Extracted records
::::::
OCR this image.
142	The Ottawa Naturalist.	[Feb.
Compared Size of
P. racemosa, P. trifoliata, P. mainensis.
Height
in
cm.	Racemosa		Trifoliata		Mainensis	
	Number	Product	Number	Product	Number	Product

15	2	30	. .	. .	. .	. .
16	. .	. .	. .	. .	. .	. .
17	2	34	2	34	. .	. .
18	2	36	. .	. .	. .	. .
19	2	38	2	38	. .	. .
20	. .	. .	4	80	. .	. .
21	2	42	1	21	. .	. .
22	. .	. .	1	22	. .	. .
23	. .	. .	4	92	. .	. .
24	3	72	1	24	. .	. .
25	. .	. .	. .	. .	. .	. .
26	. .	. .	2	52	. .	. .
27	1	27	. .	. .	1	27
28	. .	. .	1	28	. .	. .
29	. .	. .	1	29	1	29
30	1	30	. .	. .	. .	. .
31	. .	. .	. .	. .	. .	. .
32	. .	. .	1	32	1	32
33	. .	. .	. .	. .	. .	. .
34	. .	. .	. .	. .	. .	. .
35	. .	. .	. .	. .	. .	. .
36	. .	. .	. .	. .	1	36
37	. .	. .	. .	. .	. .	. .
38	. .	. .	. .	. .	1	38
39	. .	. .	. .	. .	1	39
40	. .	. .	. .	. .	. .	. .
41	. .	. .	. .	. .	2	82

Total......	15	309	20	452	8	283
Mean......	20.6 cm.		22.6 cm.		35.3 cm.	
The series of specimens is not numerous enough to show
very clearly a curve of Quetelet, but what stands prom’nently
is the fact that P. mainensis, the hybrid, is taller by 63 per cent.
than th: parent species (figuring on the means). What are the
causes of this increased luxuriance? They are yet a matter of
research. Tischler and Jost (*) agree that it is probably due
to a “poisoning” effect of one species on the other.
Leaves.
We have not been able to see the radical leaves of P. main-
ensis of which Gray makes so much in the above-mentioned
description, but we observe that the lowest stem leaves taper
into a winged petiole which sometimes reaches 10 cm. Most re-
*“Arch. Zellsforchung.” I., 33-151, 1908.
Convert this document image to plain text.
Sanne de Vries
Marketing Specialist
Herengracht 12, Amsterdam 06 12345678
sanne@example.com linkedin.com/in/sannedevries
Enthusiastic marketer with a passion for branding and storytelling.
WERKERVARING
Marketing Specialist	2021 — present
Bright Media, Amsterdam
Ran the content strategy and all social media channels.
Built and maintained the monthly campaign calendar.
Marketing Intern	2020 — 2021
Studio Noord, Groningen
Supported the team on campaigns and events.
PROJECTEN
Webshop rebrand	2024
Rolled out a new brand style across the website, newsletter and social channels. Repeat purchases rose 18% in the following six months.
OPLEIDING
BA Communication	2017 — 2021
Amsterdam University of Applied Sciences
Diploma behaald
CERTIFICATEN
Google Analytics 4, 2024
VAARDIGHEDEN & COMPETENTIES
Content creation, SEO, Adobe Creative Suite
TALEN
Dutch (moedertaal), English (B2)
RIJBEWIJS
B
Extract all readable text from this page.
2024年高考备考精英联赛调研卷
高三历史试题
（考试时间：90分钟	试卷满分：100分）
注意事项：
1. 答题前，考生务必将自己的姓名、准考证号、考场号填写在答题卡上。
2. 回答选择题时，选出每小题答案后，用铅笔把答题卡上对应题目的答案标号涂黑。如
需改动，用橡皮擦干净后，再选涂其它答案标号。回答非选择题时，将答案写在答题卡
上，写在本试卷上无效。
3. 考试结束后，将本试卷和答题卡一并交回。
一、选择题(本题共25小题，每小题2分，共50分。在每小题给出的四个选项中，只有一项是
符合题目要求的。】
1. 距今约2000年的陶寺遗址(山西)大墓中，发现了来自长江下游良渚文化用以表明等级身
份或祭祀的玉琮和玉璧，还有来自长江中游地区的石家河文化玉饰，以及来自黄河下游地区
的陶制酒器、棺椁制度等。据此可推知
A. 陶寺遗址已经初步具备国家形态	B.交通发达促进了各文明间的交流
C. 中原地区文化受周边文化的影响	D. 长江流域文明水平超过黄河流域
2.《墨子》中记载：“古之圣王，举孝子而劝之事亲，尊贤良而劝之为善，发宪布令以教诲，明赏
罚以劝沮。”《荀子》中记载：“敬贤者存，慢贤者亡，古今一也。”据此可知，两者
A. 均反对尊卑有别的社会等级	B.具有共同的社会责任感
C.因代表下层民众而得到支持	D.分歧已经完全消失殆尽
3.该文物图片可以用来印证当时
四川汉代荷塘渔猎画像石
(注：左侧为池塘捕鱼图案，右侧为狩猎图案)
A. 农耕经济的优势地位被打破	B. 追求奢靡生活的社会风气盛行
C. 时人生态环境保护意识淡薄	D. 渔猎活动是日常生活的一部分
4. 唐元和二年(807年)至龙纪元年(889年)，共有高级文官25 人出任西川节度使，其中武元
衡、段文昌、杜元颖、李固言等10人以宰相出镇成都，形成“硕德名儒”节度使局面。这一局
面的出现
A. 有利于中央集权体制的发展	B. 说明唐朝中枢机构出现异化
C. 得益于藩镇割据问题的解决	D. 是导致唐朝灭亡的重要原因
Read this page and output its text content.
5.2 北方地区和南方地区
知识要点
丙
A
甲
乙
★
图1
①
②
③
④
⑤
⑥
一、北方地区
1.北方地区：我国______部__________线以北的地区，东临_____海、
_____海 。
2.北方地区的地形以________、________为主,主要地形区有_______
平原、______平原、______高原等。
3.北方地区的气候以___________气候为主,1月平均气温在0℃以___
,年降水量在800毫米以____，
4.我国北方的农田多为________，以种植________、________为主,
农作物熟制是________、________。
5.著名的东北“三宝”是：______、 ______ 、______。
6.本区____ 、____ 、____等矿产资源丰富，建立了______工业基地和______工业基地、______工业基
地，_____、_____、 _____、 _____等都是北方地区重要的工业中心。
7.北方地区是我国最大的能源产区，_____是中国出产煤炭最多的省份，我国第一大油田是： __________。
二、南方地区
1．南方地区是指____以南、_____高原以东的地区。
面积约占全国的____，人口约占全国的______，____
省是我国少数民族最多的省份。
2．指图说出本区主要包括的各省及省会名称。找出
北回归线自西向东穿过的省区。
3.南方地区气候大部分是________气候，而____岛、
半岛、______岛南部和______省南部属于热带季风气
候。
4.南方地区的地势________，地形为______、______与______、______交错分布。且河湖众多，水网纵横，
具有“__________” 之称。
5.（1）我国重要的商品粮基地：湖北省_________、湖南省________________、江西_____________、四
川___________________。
::::::
* [WHAT YOU ARE ASKED TO DO]
Only the number is wanted: how many lines contain the string "social"?

* [ANSWER BELOW]
2